## Given exercise
Could you output each line of the data that follows exactly?

───── Extracted records

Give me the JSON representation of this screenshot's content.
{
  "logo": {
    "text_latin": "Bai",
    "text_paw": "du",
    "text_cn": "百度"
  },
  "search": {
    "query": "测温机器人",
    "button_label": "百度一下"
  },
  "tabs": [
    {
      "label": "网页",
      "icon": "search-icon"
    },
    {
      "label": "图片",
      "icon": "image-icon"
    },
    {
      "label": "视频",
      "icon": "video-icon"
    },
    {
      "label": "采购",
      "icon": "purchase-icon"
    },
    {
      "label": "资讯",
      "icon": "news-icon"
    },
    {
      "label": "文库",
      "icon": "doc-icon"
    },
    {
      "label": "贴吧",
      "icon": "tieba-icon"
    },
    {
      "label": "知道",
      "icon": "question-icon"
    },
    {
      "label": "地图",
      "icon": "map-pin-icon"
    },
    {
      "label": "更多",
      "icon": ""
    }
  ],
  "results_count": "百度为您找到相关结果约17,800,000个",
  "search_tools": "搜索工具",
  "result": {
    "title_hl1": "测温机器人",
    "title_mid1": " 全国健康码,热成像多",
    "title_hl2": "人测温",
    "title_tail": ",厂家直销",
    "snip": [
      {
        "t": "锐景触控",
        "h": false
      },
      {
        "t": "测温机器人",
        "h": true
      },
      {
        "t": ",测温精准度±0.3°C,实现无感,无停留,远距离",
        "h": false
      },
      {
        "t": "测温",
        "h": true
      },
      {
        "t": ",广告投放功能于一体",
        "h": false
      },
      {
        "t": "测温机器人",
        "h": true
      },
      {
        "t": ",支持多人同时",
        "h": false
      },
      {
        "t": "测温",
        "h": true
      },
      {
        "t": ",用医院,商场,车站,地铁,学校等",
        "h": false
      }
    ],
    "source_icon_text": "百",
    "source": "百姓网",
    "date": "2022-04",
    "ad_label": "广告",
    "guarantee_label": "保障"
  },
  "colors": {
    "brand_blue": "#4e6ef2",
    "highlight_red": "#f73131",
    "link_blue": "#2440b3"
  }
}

──────────

## Completed exercise
Give me the JSON representation of this screenshot's content.
{
  "logo": {
    "text_latin": "Bai",
    "text_paw": "du",
    "text_cn": "百度"
  },
  "search": {
    "query": "测温机器人",
    "button_label": "百度一下"
  },
  "tabs": [
    {
      "label": "网页",
      "icon": "search-icon"
    },
    {
      "label": "图片",
      "icon": "image-icon"
    },
    {
      "label": "视频",
      "icon": "video-icon"
    },
    {
      "label": "采购",
      "icon": "purchase-icon"
    },
    {
      "label": "资讯",
      "icon": "news-icon"
    },
    {
      "label": "文库",
      "icon": "doc-icon"
    },
    {
      "label": "贴吧",
      "icon": "tieba-icon"
    },
    {
      "label": "知道",
      "icon": "question-icon"
    },
    {
      "label": "地图",
      "icon": "map-pin-icon"
    },
    {
      "label": "更多",
      "icon": ""
    }
  ],
  "results_count": "百度为您找到相关结果约17,800,000个",
  "search_tools": "搜索工具",
  "result": {
    "title_hl1": "测温机器人",
    "title_mid1": " 全国健康码,热成像多",
    "title_hl2": "人测温",
    "title_tail": ",厂家直销",
    "snip": [
      {
        "t": "锐景触控",
        "h": false
      },
      {
        "t": "测温机器人",
        "h": true
      },
      {
        "t": ",测温精准度±0.3°C,实现无感,无停留,远距离",
        "h": false
      },
      {
        "t": "测温",
        "h": true
      },
      {
        "t": ",广告投放功能于一体",
        "h": false
      },
      {
        "t": "测温机器人",
        "h": true
      },
      {
        "t": ",支持多人同时",
        "h": false
      },
      {
        "t": "测温",
        "h": true
      },
      {
        "t": ",用医院,商场,车站,地铁,学校等",
        "h": false
      }
    ],
    "source_icon_text": "百",
    "source": "百姓网",
    "date": "2022-04",
    "ad_label": "广告",
    "guarantee_label": "保障"
  },
  "colors": {
    "brand_blue": "#4e6ef2",
    "highlight_red": "#f73131",
    "link_blue": "#2440b3"
  }
}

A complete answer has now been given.